Your task
Below is a block of records; return all of them exactly, but without the images.

** begin Data for the task **

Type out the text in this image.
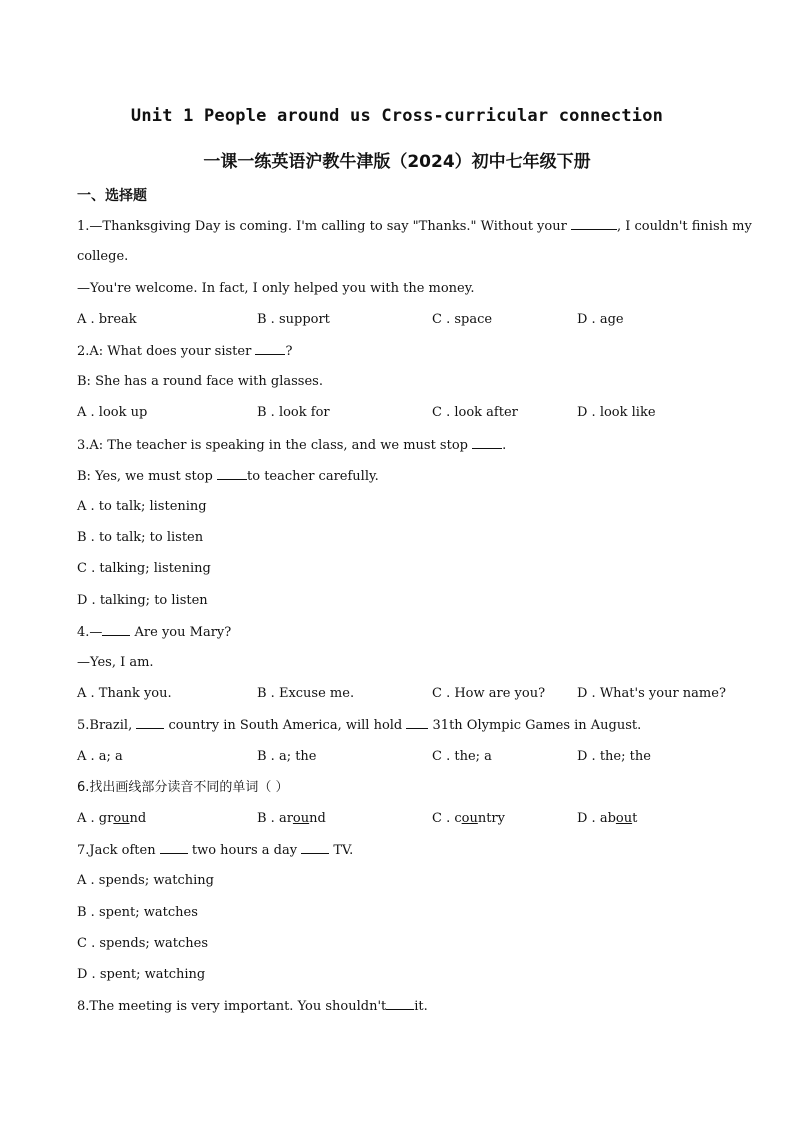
Unit 1 People around us Cross-curricular connection
一课一练英语沪教牛津版（2024）初中七年级下册
一、选择题
1.—Thanksgiving Day is coming. I'm calling to say "Thanks." Without your	, I couldn't finish my
college.
—You're welcome. In fact, I only helped you with the money.
A . break	B . support	C . space	D . age
2.A: What does your sister ?
B: She has a round face with glasses.
A . look up	B . look for	C . look after	D . look like
3.A: The teacher is speaking in the class, and we must stop .
B: Yes, we must stop to teacher carefully.
A . to talk; listening
B . to talk; to listen
C . talking; listening
D . talking; to listen
4.— Are you Mary?
—Yes, I am.
A . Thank you.	B . Excuse me.	C . How are you? D . What's your name?
5.Brazil,  country in South America, will hold  31th Olympic Games in August.
A . a; a	B . a; the	C . the; a	D . the; the
6.找出画线部分读音不同的单词（ ）
A . ground	B . around	C . country	D . about
7.Jack often  two hours a day  TV.
A . spends; watching
B . spent; watches
C . spends; watches
D . spent; watching
8.The meeting is very important. You shouldn't it.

** end Data for the task **

Answer to the problem
Type out the text in this image.
Unit 1 People around us Cross-curricular connection
一课一练英语沪教牛津版（2024）初中七年级下册
一、选择题
1.—Thanksgiving Day is coming. I'm calling to say "Thanks." Without your	, I couldn't finish my
college.
—You're welcome. In fact, I only helped you with the money.
A . break	B . support	C . space	D . age
2.A: What does your sister ?
B: She has a round face with glasses.
A . look up	B . look for	C . look after	D . look like
3.A: The teacher is speaking in the class, and we must stop .
B: Yes, we must stop to teacher carefully.
A . to talk; listening
B . to talk; to listen
C . talking; listening
D . talking; to listen
4.— Are you Mary?
—Yes, I am.
A . Thank you.	B . Excuse me.	C . How are you? D . What's your name?
5.Brazil,  country in South America, will hold  31th Olympic Games in August.
A . a; a	B . a; the	C . the; a	D . the; the
6.找出画线部分读音不同的单词（ ）
A . ground	B . around	C . country	D . about
7.Jack often  two hours a day  TV.
A . spends; watching
B . spent; watches
C . spends; watches
D . spent; watching
8.The meeting is very important. You shouldn't it.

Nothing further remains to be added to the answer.